→ **SET PROBLEM**
In the records that follow, locate every line with "text" and extract it.

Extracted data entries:
>>>>>
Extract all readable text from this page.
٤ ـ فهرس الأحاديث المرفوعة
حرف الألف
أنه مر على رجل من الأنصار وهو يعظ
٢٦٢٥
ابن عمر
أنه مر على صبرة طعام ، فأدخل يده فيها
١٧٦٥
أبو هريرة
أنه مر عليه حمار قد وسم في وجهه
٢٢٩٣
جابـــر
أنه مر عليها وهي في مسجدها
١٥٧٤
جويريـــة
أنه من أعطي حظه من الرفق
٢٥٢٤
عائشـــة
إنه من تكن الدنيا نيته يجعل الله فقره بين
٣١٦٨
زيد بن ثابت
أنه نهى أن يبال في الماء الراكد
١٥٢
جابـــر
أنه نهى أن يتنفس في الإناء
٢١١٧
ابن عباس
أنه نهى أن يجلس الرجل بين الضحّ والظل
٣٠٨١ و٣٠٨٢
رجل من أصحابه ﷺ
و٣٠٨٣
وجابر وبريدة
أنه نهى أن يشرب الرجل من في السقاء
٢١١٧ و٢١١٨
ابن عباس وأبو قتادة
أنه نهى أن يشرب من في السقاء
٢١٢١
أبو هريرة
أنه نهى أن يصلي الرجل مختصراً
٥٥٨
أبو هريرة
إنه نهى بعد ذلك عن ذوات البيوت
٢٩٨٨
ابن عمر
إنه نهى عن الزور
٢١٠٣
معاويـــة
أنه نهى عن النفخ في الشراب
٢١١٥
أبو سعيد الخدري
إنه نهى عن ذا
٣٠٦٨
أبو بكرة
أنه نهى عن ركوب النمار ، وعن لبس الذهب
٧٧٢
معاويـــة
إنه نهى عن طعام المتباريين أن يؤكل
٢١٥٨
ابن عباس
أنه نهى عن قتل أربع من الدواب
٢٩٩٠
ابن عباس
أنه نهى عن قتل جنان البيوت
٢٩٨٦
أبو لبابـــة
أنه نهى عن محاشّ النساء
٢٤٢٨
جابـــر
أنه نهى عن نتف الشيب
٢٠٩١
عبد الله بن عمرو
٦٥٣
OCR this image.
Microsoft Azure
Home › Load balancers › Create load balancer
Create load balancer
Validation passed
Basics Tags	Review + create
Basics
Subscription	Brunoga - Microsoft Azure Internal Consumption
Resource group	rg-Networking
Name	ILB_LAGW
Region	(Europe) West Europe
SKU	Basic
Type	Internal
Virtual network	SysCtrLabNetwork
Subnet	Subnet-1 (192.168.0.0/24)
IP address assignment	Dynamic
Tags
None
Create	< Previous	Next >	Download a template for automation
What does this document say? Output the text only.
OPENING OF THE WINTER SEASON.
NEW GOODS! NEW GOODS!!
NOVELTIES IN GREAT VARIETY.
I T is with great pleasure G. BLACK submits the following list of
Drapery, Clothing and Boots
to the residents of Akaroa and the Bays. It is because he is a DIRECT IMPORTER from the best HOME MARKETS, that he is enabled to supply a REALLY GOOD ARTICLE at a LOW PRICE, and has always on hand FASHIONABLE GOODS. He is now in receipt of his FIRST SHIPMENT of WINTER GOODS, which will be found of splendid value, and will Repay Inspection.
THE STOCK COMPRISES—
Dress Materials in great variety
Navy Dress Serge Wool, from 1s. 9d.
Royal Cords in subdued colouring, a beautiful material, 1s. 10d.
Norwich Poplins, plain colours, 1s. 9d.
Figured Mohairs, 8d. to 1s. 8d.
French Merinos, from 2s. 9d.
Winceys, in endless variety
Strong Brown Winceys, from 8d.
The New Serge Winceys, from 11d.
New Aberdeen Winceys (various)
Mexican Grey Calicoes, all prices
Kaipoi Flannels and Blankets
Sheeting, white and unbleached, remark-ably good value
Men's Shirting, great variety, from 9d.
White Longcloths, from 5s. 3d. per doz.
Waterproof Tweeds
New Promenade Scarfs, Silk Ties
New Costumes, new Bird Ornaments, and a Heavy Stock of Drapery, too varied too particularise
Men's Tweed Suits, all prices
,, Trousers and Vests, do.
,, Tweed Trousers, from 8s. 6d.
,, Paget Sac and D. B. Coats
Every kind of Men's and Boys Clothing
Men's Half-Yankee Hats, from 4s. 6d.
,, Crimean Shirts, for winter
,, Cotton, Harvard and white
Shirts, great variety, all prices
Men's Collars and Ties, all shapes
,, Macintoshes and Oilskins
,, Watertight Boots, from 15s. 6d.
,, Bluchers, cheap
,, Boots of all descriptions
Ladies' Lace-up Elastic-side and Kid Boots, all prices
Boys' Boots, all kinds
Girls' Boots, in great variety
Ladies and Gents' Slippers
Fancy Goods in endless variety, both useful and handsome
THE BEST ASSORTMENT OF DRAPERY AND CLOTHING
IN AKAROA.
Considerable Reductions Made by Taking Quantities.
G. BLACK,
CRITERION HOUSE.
<<<<<
>>>>>
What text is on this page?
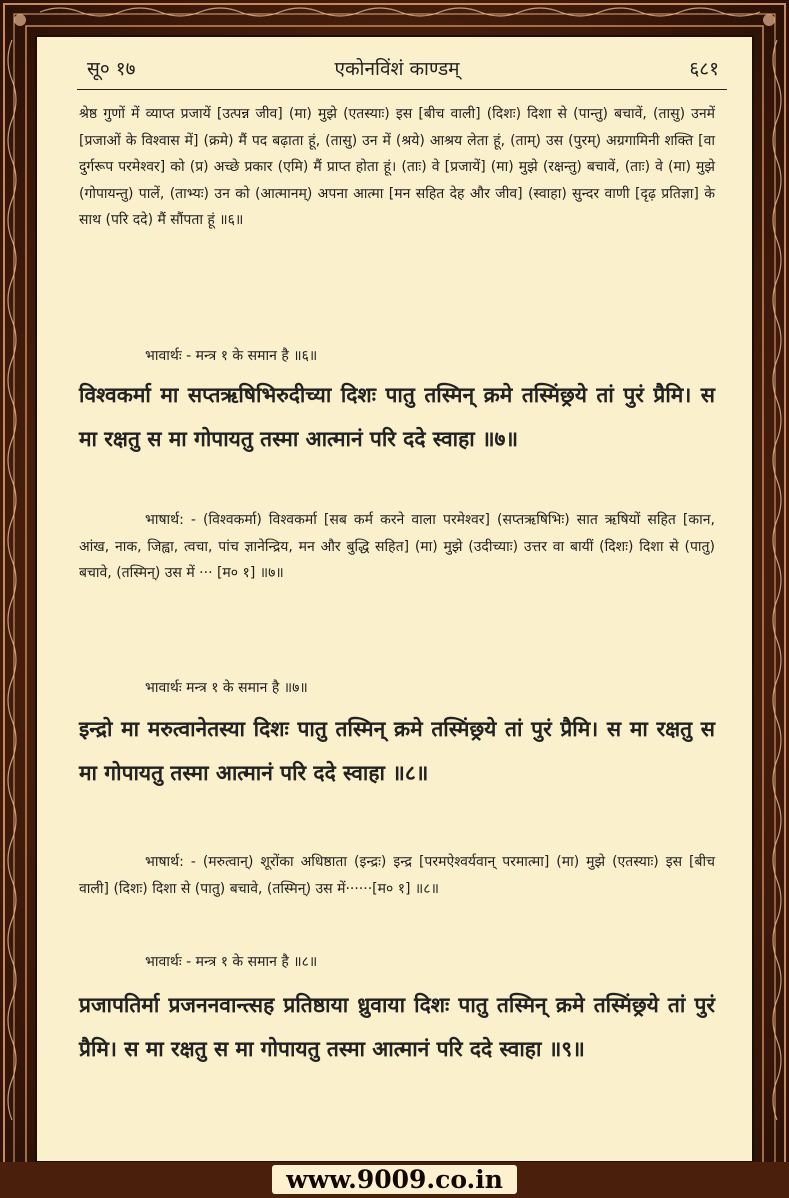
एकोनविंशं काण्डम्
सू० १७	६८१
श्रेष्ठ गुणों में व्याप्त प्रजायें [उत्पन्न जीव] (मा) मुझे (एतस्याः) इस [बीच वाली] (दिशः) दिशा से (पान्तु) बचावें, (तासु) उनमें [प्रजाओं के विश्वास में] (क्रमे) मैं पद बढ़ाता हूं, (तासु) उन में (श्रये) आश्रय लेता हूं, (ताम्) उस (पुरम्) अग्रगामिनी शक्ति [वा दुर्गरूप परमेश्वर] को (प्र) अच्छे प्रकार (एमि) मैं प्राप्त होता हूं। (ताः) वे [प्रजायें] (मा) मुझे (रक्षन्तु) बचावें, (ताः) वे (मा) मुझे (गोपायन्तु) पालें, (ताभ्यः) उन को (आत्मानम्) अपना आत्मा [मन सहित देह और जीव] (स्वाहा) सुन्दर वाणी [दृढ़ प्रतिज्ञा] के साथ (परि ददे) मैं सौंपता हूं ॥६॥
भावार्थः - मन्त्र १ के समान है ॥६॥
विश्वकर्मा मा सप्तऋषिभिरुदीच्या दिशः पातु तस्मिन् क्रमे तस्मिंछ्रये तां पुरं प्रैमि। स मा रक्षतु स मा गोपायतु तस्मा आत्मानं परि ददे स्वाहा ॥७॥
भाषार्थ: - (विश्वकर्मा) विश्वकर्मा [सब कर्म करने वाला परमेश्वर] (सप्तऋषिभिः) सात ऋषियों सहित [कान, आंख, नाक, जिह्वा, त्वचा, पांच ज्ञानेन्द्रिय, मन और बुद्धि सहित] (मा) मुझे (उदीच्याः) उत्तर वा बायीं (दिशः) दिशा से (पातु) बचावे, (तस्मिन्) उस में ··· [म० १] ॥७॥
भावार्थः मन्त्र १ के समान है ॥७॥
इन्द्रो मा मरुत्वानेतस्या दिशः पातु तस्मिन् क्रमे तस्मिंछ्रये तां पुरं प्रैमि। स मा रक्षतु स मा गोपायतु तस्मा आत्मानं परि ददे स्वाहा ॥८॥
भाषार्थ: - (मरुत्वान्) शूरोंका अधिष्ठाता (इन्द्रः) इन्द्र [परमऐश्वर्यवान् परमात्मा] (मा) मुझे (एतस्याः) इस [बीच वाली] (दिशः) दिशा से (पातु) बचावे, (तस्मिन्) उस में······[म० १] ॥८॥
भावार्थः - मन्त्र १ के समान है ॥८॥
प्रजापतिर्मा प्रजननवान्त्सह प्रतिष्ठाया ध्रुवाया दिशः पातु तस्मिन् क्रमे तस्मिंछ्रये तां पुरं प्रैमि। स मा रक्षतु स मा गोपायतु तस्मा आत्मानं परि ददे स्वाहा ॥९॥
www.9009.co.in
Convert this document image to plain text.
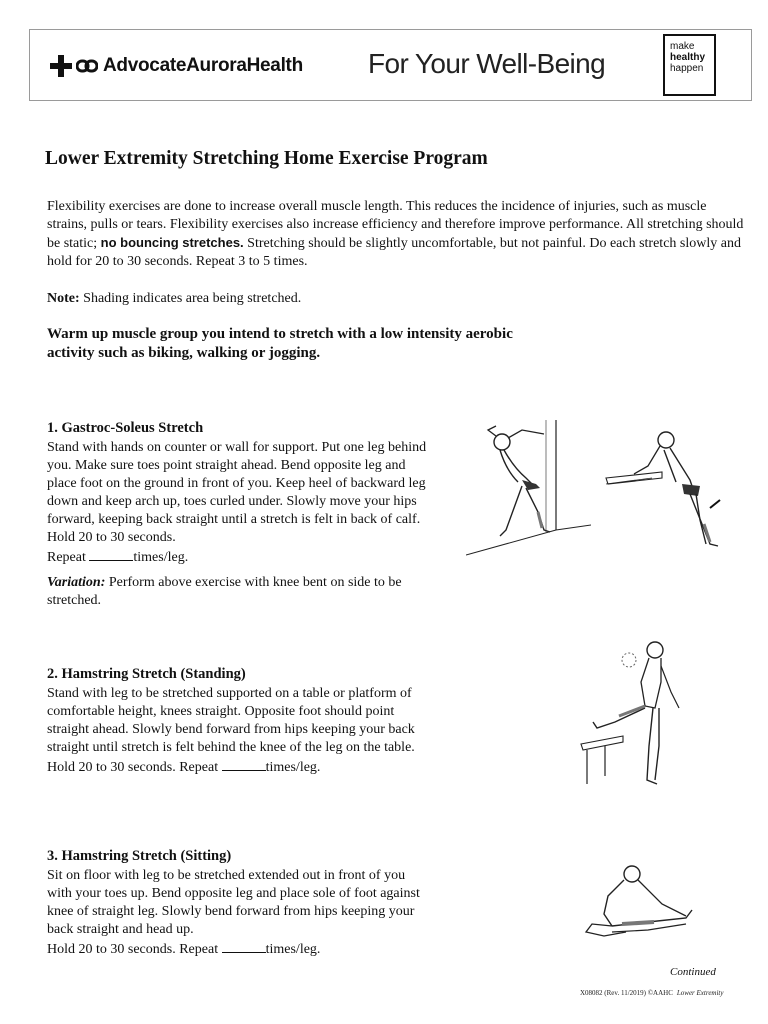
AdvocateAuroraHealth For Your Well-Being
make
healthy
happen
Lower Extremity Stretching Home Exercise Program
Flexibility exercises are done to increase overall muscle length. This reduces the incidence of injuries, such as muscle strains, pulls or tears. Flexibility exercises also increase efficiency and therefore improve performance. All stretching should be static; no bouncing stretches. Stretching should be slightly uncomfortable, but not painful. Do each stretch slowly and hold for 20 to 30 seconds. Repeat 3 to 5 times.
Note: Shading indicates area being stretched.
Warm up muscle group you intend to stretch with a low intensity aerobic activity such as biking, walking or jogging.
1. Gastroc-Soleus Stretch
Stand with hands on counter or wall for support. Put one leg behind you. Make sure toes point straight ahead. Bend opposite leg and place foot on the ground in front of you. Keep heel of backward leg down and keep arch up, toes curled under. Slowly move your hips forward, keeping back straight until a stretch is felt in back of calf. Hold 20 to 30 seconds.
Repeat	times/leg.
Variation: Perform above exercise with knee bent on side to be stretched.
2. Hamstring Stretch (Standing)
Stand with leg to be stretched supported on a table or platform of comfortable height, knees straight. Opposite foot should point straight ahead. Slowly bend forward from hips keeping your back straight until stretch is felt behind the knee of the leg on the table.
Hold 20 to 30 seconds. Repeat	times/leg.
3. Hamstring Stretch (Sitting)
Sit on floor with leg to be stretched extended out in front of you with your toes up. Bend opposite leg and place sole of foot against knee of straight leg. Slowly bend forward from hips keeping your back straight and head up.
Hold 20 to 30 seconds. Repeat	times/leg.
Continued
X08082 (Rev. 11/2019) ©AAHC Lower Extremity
<<<<<
→ **THE REPLY**
Extract all readable text from this page.
What does this document say? Output the text only.
What text is on this page?
Convert this document image to plain text.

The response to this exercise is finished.